begin Task input

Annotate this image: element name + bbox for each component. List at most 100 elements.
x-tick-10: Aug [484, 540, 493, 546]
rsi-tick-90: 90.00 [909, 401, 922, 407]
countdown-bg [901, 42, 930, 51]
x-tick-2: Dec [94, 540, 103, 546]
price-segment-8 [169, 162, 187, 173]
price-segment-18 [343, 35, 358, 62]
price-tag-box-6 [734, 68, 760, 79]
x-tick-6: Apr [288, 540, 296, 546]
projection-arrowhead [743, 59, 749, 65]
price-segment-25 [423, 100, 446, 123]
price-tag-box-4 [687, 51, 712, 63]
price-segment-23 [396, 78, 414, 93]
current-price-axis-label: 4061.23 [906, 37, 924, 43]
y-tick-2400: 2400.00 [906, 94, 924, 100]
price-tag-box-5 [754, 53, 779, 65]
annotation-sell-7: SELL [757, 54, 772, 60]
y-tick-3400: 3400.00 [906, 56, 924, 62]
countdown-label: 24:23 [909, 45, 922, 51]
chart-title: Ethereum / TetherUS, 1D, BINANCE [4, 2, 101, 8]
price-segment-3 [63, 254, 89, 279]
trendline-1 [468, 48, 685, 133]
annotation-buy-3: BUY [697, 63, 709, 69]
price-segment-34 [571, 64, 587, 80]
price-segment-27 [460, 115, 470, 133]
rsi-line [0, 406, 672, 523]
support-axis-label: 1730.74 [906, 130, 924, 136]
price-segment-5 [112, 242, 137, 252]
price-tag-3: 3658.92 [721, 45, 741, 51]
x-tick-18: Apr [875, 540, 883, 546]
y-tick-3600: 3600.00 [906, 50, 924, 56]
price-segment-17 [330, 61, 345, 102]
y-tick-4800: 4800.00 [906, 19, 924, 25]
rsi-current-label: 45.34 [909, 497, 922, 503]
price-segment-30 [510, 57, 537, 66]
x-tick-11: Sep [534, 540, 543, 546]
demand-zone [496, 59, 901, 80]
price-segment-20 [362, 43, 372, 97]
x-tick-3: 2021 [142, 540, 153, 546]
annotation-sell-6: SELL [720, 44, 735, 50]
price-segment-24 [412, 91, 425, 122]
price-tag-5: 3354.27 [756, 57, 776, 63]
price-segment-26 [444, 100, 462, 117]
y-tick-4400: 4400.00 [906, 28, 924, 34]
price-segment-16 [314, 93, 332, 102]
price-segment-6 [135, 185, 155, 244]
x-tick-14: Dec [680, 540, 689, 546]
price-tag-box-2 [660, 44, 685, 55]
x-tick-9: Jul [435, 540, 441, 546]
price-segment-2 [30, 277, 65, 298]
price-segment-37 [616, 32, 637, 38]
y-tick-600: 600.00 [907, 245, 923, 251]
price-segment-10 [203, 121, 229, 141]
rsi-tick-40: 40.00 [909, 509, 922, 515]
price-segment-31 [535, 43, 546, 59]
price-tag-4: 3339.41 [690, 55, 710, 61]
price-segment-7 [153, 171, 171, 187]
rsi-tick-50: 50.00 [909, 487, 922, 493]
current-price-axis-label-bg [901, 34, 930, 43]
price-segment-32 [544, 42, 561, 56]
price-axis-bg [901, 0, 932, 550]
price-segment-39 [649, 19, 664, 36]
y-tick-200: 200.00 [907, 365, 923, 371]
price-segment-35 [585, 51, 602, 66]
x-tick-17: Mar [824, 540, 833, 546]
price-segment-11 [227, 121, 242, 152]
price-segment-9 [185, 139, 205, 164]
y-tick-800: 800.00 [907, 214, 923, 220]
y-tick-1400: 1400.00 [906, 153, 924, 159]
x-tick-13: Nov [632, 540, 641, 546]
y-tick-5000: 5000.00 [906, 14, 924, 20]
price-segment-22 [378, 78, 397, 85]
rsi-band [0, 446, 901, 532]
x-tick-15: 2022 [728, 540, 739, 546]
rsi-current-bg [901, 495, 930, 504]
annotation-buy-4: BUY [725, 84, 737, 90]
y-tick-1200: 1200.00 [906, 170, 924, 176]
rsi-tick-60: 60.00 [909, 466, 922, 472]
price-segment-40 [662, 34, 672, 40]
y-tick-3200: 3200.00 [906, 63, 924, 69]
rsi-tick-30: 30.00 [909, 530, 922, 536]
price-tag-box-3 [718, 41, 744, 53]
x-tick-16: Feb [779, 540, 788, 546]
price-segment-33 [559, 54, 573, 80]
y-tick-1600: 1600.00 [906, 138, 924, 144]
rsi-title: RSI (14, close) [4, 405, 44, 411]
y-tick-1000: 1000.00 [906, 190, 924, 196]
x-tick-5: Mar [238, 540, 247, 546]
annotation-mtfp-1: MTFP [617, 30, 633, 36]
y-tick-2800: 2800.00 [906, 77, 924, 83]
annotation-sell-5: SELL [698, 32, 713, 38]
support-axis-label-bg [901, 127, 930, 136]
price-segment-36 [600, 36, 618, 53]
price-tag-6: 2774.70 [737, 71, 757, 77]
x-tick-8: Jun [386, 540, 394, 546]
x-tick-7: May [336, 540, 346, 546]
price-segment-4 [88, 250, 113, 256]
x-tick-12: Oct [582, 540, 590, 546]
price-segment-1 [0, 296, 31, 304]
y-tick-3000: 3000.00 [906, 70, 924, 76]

end Task input

— Directive —
Copy every line of the data above verbatim.

— Solution for this problem —
Annotate this image: element name + bbox for each component. List at most 100 elements.
x-tick-10: Aug [484, 540, 493, 546]
rsi-tick-90: 90.00 [909, 401, 922, 407]
countdown-bg [901, 42, 930, 51]
x-tick-2: Dec [94, 540, 103, 546]
price-segment-8 [169, 162, 187, 173]
price-segment-18 [343, 35, 358, 62]
price-tag-box-6 [734, 68, 760, 79]
x-tick-6: Apr [288, 540, 296, 546]
projection-arrowhead [743, 59, 749, 65]
price-segment-25 [423, 100, 446, 123]
price-tag-box-4 [687, 51, 712, 63]
price-segment-23 [396, 78, 414, 93]
current-price-axis-label: 4061.23 [906, 37, 924, 43]
y-tick-2400: 2400.00 [906, 94, 924, 100]
price-tag-box-5 [754, 53, 779, 65]
annotation-sell-7: SELL [757, 54, 772, 60]
y-tick-3400: 3400.00 [906, 56, 924, 62]
countdown-label: 24:23 [909, 45, 922, 51]
chart-title: Ethereum / TetherUS, 1D, BINANCE [4, 2, 101, 8]
price-segment-3 [63, 254, 89, 279]
trendline-1 [468, 48, 685, 133]
annotation-buy-3: BUY [697, 63, 709, 69]
price-segment-34 [571, 64, 587, 80]
price-segment-27 [460, 115, 470, 133]
rsi-line [0, 406, 672, 523]
support-axis-label: 1730.74 [906, 130, 924, 136]
price-segment-5 [112, 242, 137, 252]
price-tag-3: 3658.92 [721, 45, 741, 51]
x-tick-18: Apr [875, 540, 883, 546]
y-tick-3600: 3600.00 [906, 50, 924, 56]
price-segment-17 [330, 61, 345, 102]
y-tick-4800: 4800.00 [906, 19, 924, 25]
rsi-current-label: 45.34 [909, 497, 922, 503]
price-segment-30 [510, 57, 537, 66]
x-tick-11: Sep [534, 540, 543, 546]
demand-zone [496, 59, 901, 80]
price-segment-20 [362, 43, 372, 97]
x-tick-3: 2021 [142, 540, 153, 546]
annotation-sell-6: SELL [720, 44, 735, 50]
price-segment-24 [412, 91, 425, 122]
price-tag-5: 3354.27 [756, 57, 776, 63]
price-segment-26 [444, 100, 462, 117]
y-tick-4400: 4400.00 [906, 28, 924, 34]
price-segment-16 [314, 93, 332, 102]
price-segment-6 [135, 185, 155, 244]
x-tick-14: Dec [680, 540, 689, 546]
price-tag-box-2 [660, 44, 685, 55]
x-tick-9: Jul [435, 540, 441, 546]
price-segment-2 [30, 277, 65, 298]
price-segment-37 [616, 32, 637, 38]
y-tick-600: 600.00 [907, 245, 923, 251]
price-segment-10 [203, 121, 229, 141]
rsi-tick-40: 40.00 [909, 509, 922, 515]
price-segment-31 [535, 43, 546, 59]
price-tag-4: 3339.41 [690, 55, 710, 61]
price-segment-7 [153, 171, 171, 187]
rsi-tick-50: 50.00 [909, 487, 922, 493]
current-price-axis-label-bg [901, 34, 930, 43]
price-segment-32 [544, 42, 561, 56]
price-axis-bg [901, 0, 932, 550]
price-segment-39 [649, 19, 664, 36]
y-tick-200: 200.00 [907, 365, 923, 371]
price-segment-35 [585, 51, 602, 66]
x-tick-17: Mar [824, 540, 833, 546]
price-segment-11 [227, 121, 242, 152]
price-segment-9 [185, 139, 205, 164]
y-tick-800: 800.00 [907, 214, 923, 220]
y-tick-1400: 1400.00 [906, 153, 924, 159]
x-tick-13: Nov [632, 540, 641, 546]
y-tick-5000: 5000.00 [906, 14, 924, 20]
price-segment-22 [378, 78, 397, 85]
rsi-band [0, 446, 901, 532]
x-tick-15: 2022 [728, 540, 739, 546]
rsi-current-bg [901, 495, 930, 504]
annotation-buy-4: BUY [725, 84, 737, 90]
y-tick-1200: 1200.00 [906, 170, 924, 176]
rsi-tick-60: 60.00 [909, 466, 922, 472]
price-segment-40 [662, 34, 672, 40]
y-tick-3200: 3200.00 [906, 63, 924, 69]
rsi-tick-30: 30.00 [909, 530, 922, 536]
price-tag-box-3 [718, 41, 744, 53]
x-tick-16: Feb [779, 540, 788, 546]
price-segment-33 [559, 54, 573, 80]
y-tick-1600: 1600.00 [906, 138, 924, 144]
rsi-title: RSI (14, close) [4, 405, 44, 411]
y-tick-1000: 1000.00 [906, 190, 924, 196]
x-tick-5: Mar [238, 540, 247, 546]
annotation-mtfp-1: MTFP [617, 30, 633, 36]
y-tick-2800: 2800.00 [906, 77, 924, 83]
annotation-sell-5: SELL [698, 32, 713, 38]
support-axis-label-bg [901, 127, 930, 136]
price-segment-36 [600, 36, 618, 53]
price-tag-6: 2774.70 [737, 71, 757, 77]
x-tick-8: Jun [386, 540, 394, 546]
x-tick-7: May [336, 540, 346, 546]
price-segment-4 [88, 250, 113, 256]
x-tick-12: Oct [582, 540, 590, 546]
price-segment-1 [0, 296, 31, 304]
y-tick-3000: 3000.00 [906, 70, 924, 76]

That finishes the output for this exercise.